--- 本文 ---

数週間後。私は妊娠がわかり、実家の近くにある産婦人科に通うようになりました。その日も、駅のホームにあるベンチに座って電車を待っていると、例のおじいさんが目の前を横切りました。
駅で見かけた「わざとぶつかる」おじいさん
おじいさんは、あのときと同じように若い女性にわざとぶつかり、よろけた女性を邪魔だと怒鳴りつけています。その女性は誰かに迷惑をかけるような行動を取っていたわけでもなく、ゆっくり歩いていただけ。私は女性のもとへ歩み寄り、立ち上がるのを手伝いました。
私はおじいさんを睨みつけて「あなた、わざとこの方にぶつかりましたよね?」と言いました。しかし、おじいさんは謝るどころか逆ギレしてきたのです。
「年長者に向かって、なんだその態度は!? お前の親はどういう教育をしていたんだ!?」
一方的に怒鳴り散らすと、おじいさんはそのまま足早に去っていきました。
「妊婦より老人優先だ!」車内で再び遭遇
別の日、私は妊婦健診のために電車に乗って産婦人科へ向かいました。通勤ラッシュは避けたものの、席はどこも埋まっています。つわり真っ最中の私は立っているのがつらく、座りたいと思っていました。
幸い、マタニティマークに気づいた女性が席を譲ってくれ、座ることができました。気分が悪かったのでそのまま目を閉じていると、とある駅で乗り込んできた男性が私の前に立ち、電話で話をしています。その声には、聞き覚えがありました。
目を開けて見ると、そこには例のおじいさん! 厄介なことになりたくなかったので、私は再び目を閉じました。
おじいさんは電話を切ると、私に「おい! お前、何で席を譲らない!?」と強要してきたのです。私はカバンのマタニティマークを見せながら、妊娠していてつわりがつらいので座っていると説明しました。

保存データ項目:
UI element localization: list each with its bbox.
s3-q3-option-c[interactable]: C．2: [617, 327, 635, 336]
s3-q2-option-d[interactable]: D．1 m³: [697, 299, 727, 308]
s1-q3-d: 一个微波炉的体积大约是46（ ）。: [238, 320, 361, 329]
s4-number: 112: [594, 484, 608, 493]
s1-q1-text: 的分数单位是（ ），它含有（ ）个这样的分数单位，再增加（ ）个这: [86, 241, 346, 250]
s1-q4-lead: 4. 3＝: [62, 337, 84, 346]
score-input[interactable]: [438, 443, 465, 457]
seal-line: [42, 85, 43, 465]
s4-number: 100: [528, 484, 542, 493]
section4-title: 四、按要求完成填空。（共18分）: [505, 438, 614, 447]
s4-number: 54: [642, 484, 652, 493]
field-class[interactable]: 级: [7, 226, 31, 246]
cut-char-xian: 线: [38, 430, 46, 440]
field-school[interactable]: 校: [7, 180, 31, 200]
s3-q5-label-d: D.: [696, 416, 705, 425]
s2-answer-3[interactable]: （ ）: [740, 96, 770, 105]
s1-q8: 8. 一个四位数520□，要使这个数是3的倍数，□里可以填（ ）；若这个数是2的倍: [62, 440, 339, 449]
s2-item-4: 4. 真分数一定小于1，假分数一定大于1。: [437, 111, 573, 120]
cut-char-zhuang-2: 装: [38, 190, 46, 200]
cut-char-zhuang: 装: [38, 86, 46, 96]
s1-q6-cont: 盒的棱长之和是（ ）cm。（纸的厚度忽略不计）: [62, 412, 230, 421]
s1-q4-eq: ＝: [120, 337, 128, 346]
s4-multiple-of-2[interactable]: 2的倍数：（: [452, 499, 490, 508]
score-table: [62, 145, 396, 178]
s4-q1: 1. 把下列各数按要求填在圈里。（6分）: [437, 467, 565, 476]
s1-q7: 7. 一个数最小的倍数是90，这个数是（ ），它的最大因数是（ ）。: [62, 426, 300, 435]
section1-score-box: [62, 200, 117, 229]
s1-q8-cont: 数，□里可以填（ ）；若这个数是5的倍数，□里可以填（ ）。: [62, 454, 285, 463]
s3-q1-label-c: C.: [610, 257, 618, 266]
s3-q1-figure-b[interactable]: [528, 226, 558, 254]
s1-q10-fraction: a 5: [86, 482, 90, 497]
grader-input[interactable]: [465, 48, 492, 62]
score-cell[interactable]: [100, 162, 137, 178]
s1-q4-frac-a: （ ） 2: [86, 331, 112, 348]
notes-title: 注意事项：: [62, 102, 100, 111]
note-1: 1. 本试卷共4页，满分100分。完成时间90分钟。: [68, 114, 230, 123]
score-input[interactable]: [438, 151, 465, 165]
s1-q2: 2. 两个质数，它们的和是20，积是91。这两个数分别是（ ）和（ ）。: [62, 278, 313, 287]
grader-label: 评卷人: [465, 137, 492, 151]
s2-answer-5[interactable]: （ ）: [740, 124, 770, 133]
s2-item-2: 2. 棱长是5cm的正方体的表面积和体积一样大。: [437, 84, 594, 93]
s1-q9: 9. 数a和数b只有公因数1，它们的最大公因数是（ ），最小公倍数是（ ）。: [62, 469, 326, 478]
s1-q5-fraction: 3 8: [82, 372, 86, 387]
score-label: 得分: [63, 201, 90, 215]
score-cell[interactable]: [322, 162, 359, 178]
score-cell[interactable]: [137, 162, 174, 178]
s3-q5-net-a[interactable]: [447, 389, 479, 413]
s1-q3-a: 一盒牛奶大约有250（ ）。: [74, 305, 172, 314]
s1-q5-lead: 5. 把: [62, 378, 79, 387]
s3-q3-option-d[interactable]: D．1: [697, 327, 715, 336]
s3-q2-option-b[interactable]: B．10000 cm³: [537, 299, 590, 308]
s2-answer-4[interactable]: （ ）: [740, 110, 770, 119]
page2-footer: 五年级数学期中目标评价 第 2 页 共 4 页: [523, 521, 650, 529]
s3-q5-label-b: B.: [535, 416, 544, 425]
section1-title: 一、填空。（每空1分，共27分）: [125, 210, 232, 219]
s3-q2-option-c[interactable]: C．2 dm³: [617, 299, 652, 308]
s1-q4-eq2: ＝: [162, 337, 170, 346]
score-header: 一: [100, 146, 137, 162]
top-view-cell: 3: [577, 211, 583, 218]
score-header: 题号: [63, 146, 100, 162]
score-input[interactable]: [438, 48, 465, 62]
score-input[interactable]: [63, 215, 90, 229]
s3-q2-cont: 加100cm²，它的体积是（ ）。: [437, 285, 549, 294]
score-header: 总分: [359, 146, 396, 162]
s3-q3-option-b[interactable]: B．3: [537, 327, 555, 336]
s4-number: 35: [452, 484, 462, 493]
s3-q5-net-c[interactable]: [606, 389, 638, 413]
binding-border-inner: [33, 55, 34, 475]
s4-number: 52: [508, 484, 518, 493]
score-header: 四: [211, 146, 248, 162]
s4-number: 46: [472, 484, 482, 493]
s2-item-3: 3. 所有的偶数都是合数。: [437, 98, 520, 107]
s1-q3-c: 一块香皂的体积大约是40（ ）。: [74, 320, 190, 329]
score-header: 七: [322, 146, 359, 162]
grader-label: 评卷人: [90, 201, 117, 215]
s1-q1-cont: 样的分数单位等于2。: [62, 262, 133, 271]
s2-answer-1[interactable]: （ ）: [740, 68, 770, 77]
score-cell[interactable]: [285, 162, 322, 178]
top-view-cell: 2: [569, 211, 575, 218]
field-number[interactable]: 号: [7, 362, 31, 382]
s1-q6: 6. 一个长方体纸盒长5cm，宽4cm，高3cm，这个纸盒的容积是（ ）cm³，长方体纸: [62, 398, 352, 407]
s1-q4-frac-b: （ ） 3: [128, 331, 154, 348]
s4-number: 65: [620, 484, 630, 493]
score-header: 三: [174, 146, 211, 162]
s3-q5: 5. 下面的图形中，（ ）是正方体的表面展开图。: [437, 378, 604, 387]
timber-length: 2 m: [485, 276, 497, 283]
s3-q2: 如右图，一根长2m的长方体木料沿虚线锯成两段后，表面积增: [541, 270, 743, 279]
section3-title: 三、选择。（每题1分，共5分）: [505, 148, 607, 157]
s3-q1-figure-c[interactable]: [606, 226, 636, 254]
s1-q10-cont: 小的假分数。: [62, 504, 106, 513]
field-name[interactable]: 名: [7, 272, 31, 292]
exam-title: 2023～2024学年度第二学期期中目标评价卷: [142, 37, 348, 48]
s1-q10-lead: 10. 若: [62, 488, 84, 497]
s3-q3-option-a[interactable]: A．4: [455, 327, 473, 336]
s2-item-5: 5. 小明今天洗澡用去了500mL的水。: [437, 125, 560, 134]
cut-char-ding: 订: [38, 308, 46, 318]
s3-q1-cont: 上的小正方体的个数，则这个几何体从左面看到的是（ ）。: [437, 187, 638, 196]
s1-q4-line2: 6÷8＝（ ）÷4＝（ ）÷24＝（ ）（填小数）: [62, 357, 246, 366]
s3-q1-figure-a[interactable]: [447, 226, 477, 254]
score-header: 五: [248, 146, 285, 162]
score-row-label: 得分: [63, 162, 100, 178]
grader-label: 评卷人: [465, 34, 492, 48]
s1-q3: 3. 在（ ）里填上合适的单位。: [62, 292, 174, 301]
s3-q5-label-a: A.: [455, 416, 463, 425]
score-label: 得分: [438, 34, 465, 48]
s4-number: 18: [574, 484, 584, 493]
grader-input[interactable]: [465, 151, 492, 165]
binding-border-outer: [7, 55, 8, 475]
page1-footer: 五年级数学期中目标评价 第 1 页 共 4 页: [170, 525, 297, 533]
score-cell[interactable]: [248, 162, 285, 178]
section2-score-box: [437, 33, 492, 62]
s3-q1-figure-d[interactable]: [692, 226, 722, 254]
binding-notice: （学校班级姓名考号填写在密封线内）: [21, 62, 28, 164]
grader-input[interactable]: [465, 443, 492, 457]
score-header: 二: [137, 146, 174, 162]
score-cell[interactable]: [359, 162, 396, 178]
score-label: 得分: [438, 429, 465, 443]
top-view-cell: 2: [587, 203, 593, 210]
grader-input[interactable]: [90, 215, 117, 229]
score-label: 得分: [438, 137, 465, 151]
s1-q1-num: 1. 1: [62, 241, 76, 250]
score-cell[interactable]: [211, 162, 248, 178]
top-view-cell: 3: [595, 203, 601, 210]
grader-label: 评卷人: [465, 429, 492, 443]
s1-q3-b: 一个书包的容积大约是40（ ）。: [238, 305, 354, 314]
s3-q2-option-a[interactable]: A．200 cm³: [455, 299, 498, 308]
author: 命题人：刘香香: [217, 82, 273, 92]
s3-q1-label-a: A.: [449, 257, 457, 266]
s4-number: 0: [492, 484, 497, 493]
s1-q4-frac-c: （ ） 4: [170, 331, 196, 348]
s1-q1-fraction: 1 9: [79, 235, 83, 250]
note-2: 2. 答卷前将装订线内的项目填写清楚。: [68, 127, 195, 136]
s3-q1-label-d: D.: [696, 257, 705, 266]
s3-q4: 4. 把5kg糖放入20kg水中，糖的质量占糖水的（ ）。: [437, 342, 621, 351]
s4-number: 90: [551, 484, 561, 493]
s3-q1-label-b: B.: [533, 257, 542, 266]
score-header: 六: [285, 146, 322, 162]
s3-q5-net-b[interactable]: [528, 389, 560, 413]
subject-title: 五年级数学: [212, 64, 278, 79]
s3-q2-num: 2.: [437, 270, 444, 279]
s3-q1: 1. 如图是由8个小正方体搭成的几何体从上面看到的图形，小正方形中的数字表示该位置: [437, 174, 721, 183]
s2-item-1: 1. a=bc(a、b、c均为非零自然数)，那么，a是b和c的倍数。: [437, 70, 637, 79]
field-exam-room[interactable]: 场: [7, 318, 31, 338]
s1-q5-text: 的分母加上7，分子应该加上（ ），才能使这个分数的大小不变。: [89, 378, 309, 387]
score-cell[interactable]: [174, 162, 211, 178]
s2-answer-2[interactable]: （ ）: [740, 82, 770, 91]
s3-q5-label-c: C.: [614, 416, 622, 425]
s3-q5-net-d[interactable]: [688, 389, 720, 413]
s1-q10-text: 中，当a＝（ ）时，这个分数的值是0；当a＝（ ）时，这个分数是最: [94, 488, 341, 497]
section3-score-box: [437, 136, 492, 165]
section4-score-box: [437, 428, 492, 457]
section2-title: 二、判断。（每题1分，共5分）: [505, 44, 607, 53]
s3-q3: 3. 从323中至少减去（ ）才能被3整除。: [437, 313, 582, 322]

--- 課題一覧 ---
- a) 次の(i)〜(iii)は本文の内容と合っているか。それぞれ「はい」か「いいえ」で答え、判断の根拠となる本文の語句をそのまま引用せよ。
(i) 駅のホームで、若い女性がおじいさんにぶつかった。
(ii) 電車の中で、マタニティマークに気づいた女性が席を譲ってくれた。
(iii) 妊婦健診の日、私は通勤ラッシュの時間帯に電車に乗った。
- b) 本文から、「駅で見かけた「わざとぶつかる」おじいさん」を含む語句で始まり「で座っていると説明しました。」で終わる部分を、一字一句変えずに書き写せ。

--- 問題の解答 ---
- a)
(i) いいえ。「おじいさんは、あのときと同じように若い女性にわざとぶつかり」
(ii) はい。「幸い、マタニティマークに気づいた女性が席を譲ってくれ、座ることができました。」
(iii) いいえ。「通勤ラッシュは避けたものの、席はどこも埋まっています。」

- b)
駅で見かけた「わざとぶつかる」おじいさん
おじいさんは、あのときと同じように若い女性にわざとぶつかり、よろけた女性を邪魔だと怒鳴りつけています。その女性は誰かに迷惑をかけるような行動を取っていたわけでもなく、ゆっくり歩いていただけ。私は女性のもとへ歩み寄り、立ち上がるのを手伝いました。
私はおじいさんを睨みつけて「あなた、わざとこの方にぶつかりましたよね?」と言いました。しかし、おじいさんは謝るどころか逆ギレしてきたのです。
「年長者に向かって、なんだその態度は!? お前の親はどういう教育をしていたんだ!?」
一方的に怒鳴り散らすと、おじいさんはそのまま足早に去っていきました。
「妊婦より老人優先だ!」車内で再び遭遇
別の日、私は妊婦健診のために電車に乗って産婦人科へ向かいました。通勤ラッシュは避けたものの、席はどこも埋まっています。つわり真っ最中の私は立っているのがつらく、座りたいと思っていました。
幸い、マタニティマークに気づいた女性が席を譲ってくれ、座ることができました。気分が悪かったのでそのまま目を閉じていると、とある駅で乗り込んできた男性が私の前に立ち、電話で話をしています。その声には、聞き覚えがありました。
目を開けて見ると、そこには例のおじいさん! 厄介なことになりたくなかったので、私は再び目を閉じました。
おじいさんは電話を切ると、私に「おい! お前、何で席を譲らない!?」と強要してきたのです。私はカバンのマタニティマークを見せながら、妊娠していてつわりがつらいので座っていると説明しました。